» Work to be completed
Convert every line of the items below into a JSON list of strings, with one string per line and any blank lines left out.

» Given data
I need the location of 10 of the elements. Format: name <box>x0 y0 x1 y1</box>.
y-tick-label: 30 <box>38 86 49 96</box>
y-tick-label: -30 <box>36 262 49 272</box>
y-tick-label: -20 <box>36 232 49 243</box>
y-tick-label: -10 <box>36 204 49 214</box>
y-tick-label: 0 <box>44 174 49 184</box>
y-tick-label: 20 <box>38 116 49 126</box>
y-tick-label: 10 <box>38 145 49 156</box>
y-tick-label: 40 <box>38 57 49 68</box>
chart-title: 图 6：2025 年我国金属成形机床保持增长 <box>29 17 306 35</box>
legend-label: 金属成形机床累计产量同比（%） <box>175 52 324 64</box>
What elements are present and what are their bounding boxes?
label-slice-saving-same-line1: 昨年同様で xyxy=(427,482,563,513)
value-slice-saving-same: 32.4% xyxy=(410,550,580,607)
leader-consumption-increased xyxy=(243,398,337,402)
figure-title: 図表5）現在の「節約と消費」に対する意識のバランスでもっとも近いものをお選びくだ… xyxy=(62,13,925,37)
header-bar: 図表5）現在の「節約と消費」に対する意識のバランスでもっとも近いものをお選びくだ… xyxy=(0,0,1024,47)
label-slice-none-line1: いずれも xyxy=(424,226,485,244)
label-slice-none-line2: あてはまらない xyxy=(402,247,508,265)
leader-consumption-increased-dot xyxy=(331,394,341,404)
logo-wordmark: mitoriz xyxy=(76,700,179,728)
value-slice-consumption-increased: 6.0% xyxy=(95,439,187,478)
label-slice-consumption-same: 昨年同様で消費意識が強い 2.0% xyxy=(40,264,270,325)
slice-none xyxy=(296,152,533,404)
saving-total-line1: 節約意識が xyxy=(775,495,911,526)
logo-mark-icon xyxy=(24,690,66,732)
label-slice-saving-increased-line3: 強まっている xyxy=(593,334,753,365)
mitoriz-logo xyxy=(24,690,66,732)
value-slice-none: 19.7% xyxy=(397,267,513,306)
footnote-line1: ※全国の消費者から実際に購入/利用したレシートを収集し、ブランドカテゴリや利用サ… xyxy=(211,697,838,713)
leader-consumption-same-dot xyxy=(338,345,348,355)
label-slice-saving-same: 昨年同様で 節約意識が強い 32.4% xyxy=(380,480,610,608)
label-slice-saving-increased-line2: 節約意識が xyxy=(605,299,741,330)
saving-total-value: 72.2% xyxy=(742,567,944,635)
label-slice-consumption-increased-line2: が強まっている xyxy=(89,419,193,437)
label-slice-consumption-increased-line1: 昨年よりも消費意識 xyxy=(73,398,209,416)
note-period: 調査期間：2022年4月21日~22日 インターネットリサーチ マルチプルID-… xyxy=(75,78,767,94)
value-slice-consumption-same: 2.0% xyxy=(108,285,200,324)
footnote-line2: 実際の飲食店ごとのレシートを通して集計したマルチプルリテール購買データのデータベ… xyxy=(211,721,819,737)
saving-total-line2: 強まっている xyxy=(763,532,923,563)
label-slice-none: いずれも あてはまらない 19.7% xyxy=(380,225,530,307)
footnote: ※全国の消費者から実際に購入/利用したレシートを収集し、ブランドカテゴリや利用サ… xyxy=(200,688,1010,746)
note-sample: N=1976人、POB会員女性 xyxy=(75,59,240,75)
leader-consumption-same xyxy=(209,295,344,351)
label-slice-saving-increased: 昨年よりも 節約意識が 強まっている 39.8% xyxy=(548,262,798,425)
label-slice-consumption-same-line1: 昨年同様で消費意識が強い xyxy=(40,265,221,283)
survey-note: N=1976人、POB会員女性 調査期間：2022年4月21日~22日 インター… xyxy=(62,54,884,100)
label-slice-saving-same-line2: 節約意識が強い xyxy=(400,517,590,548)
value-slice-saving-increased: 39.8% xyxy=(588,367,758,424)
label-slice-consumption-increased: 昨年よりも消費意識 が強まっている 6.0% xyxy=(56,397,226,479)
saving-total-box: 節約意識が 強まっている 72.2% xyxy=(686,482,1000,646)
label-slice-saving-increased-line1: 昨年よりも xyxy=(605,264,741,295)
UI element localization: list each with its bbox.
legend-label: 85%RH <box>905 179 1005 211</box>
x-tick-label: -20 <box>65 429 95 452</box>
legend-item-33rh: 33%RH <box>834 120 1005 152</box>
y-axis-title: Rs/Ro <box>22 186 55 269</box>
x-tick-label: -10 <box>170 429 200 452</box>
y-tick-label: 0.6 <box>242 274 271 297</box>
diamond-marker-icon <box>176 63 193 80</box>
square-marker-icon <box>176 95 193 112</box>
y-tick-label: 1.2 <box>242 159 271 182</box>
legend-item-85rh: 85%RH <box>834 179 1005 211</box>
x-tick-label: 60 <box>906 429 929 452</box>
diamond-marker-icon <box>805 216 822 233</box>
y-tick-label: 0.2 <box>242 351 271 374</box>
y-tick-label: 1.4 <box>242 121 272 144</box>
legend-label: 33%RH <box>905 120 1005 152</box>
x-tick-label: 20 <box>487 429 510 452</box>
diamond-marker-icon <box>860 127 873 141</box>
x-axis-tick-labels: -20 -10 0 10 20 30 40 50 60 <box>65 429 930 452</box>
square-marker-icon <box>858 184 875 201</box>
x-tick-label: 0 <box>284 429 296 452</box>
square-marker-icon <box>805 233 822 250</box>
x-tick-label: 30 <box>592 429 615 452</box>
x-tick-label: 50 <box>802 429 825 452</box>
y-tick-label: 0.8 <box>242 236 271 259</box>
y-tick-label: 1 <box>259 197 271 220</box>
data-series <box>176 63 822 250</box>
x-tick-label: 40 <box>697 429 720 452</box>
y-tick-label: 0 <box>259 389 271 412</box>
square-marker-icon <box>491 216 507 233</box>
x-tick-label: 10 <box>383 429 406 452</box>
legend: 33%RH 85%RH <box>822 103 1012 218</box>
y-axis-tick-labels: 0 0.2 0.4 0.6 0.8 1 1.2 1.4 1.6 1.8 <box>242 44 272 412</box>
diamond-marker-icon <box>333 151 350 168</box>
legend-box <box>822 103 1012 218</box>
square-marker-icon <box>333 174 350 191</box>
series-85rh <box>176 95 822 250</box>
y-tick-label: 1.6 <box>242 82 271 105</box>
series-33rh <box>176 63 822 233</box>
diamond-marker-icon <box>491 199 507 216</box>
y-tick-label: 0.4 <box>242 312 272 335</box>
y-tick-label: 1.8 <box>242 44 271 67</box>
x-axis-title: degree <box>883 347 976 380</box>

» Worked answer
[
  "I need the location of 10 of the elements. Format: name <box>x0 y0 x1 y1</box>.",
  "y-tick-label: 30 <box>38 86 49 96</box>",
  "y-tick-label: -30 <box>36 262 49 272</box>",
  "y-tick-label: -20 <box>36 232 49 243</box>",
  "y-tick-label: -10 <box>36 204 49 214</box>",
  "y-tick-label: 0 <box>44 174 49 184</box>",
  "y-tick-label: 20 <box>38 116 49 126</box>",
  "y-tick-label: 10 <box>38 145 49 156</box>",
  "y-tick-label: 40 <box>38 57 49 68</box>",
  "chart-title: 图 6：2025 年我国金属成形机床保持增长 <box>29 17 306 35</box>",
  "legend-label: 金属成形机床累计产量同比（%） <box>175 52 324 64</box>",
  "What elements are present and what are their bounding boxes?",
  "label-slice-saving-same-line1: 昨年同様で xyxy=(427,482,563,513)",
  "value-slice-saving-same: 32.4% xyxy=(410,550,580,607)",
  "leader-consumption-increased xyxy=(243,398,337,402)",
  "figure-title: 図表5）現在の「節約と消費」に対する意識のバランスでもっとも近いものをお選びくだ… xyxy=(62,13,925,37)",
  "header-bar: 図表5）現在の「節約と消費」に対する意識のバランスでもっとも近いものをお選びくだ… xyxy=(0,0,1024,47)",
  "label-slice-none-line1: いずれも xyxy=(424,226,485,244)",
  "label-slice-none-line2: あてはまらない xyxy=(402,247,508,265)",
  "leader-consumption-increased-dot xyxy=(331,394,341,404)",
  "logo-wordmark: mitoriz xyxy=(76,700,179,728)",
  "value-slice-consumption-increased: 6.0% xyxy=(95,439,187,478)",
  "label-slice-consumption-same: 昨年同様で消費意識が強い 2.0% xyxy=(40,264,270,325)",
  "slice-none xyxy=(296,152,533,404)",
  "saving-total-line1: 節約意識が xyxy=(775,495,911,526)",
  "logo-mark-icon xyxy=(24,690,66,732)",
  "label-slice-saving-increased-line3: 強まっている xyxy=(593,334,753,365)",
  "mitoriz-logo xyxy=(24,690,66,732)",
  "value-slice-none: 19.7% xyxy=(397,267,513,306)",
  "footnote-line1: ※全国の消費者から実際に購入/利用したレシートを収集し、ブランドカテゴリや利用サ… xyxy=(211,697,838,713)",
  "leader-consumption-same-dot xyxy=(338,345,348,355)",
  "label-slice-saving-same: 昨年同様で 節約意識が強い 32.4% xyxy=(380,480,610,608)",
  "label-slice-saving-increased-line2: 節約意識が xyxy=(605,299,741,330)",
  "saving-total-value: 72.2% xyxy=(742,567,944,635)",
  "label-slice-consumption-increased-line2: が強まっている xyxy=(89,419,193,437)",
  "label-slice-consumption-increased-line1: 昨年よりも消費意識 xyxy=(73,398,209,416)",
  "note-period: 調査期間：2022年4月21日~22日 インターネットリサーチ マルチプルID-… xyxy=(75,78,767,94)",
  "value-slice-consumption-same: 2.0% xyxy=(108,285,200,324)",
  "footnote-line2: 実際の飲食店ごとのレシートを通して集計したマルチプルリテール購買データのデータベ… xyxy=(211,721,819,737)",
  "saving-total-line2: 強まっている xyxy=(763,532,923,563)",
  "label-slice-none: いずれも あてはまらない 19.7% xyxy=(380,225,530,307)",
  "footnote: ※全国の消費者から実際に購入/利用したレシートを収集し、ブランドカテゴリや利用サ… xyxy=(200,688,1010,746)",
  "note-sample: N=1976人、POB会員女性 xyxy=(75,59,240,75)",
  "leader-consumption-same xyxy=(209,295,344,351)",
  "label-slice-saving-increased: 昨年よりも 節約意識が 強まっている 39.8% xyxy=(548,262,798,425)",
  "label-slice-consumption-same-line1: 昨年同様で消費意識が強い xyxy=(40,265,221,283)",
  "survey-note: N=1976人、POB会員女性 調査期間：2022年4月21日~22日 インター… xyxy=(62,54,884,100)",
  "label-slice-saving-same-line2: 節約意識が強い xyxy=(400,517,590,548)",
  "value-slice-saving-increased: 39.8% xyxy=(588,367,758,424)",
  "label-slice-consumption-increased: 昨年よりも消費意識 が強まっている 6.0% xyxy=(56,397,226,479)",
  "saving-total-box: 節約意識が 強まっている 72.2% xyxy=(686,482,1000,646)",
  "label-slice-saving-increased-line1: 昨年よりも xyxy=(605,264,741,295)",
  "UI element localization: list each with its bbox.",
  "legend-label: 85%RH <box>905 179 1005 211</box>",
  "x-tick-label: -20 <box>65 429 95 452</box>",
  "legend-item-33rh: 33%RH <box>834 120 1005 152</box>",
  "y-axis-title: Rs/Ro <box>22 186 55 269</box>",
  "x-tick-label: -10 <box>170 429 200 452</box>",
  "y-tick-label: 0.6 <box>242 274 271 297</box>",
  "diamond-marker-icon <box>176 63 193 80</box>",
  "square-marker-icon <box>176 95 193 112</box>",
  "y-tick-label: 1.2 <box>242 159 271 182</box>",
  "legend-item-85rh: 85%RH <box>834 179 1005 211</box>",
  "x-tick-label: 60 <box>906 429 929 452</box>",
  "diamond-marker-icon <box>805 216 822 233</box>",
  "y-tick-label: 0.2 <box>242 351 271 374</box>",
  "y-tick-label: 1.4 <box>242 121 272 144</box>",
  "legend-label: 33%RH <box>905 120 1005 152</box>",
  "x-tick-label: 20 <box>487 429 510 452</box>",
  "diamond-marker-icon <box>860 127 873 141</box>",
  "x-axis-tick-labels: -20 -10 0 10 20 30 40 50 60 <box>65 429 930 452</box>",
  "square-marker-icon <box>858 184 875 201</box>",
  "x-tick-label: 0 <box>284 429 296 452</box>",
  "square-marker-icon <box>805 233 822 250</box>",
  "x-tick-label: 30 <box>592 429 615 452</box>",
  "x-tick-label: 50 <box>802 429 825 452</box>",
  "y-tick-label: 0.8 <box>242 236 271 259</box>",
  "y-tick-label: 1 <box>259 197 271 220</box>",
  "data-series <box>176 63 822 250</box>",
  "x-tick-label: 40 <box>697 429 720 452</box>",
  "y-tick-label: 0 <box>259 389 271 412</box>",
  "square-marker-icon <box>491 216 507 233</box>",
  "x-tick-label: 10 <box>383 429 406 452</box>",
  "legend: 33%RH 85%RH <box>822 103 1012 218</box>",
  "y-axis-tick-labels: 0 0.2 0.4 0.6 0.8 1 1.2 1.4 1.6 1.8 <box>242 44 272 412</box>",
  "diamond-marker-icon <box>333 151 350 168</box>",
  "legend-box <box>822 103 1012 218</box>",
  "square-marker-icon <box>333 174 350 191</box>",
  "series-85rh <box>176 95 822 250</box>",
  "y-tick-label: 1.6 <box>242 82 271 105</box>",
  "series-33rh <box>176 63 822 233</box>",
  "diamond-marker-icon <box>491 199 507 216</box>",
  "y-tick-label: 0.4 <box>242 312 272 335</box>",
  "y-tick-label: 1.8 <box>242 44 271 67</box>",
  "x-axis-title: degree <box>883 347 976 380</box>"
]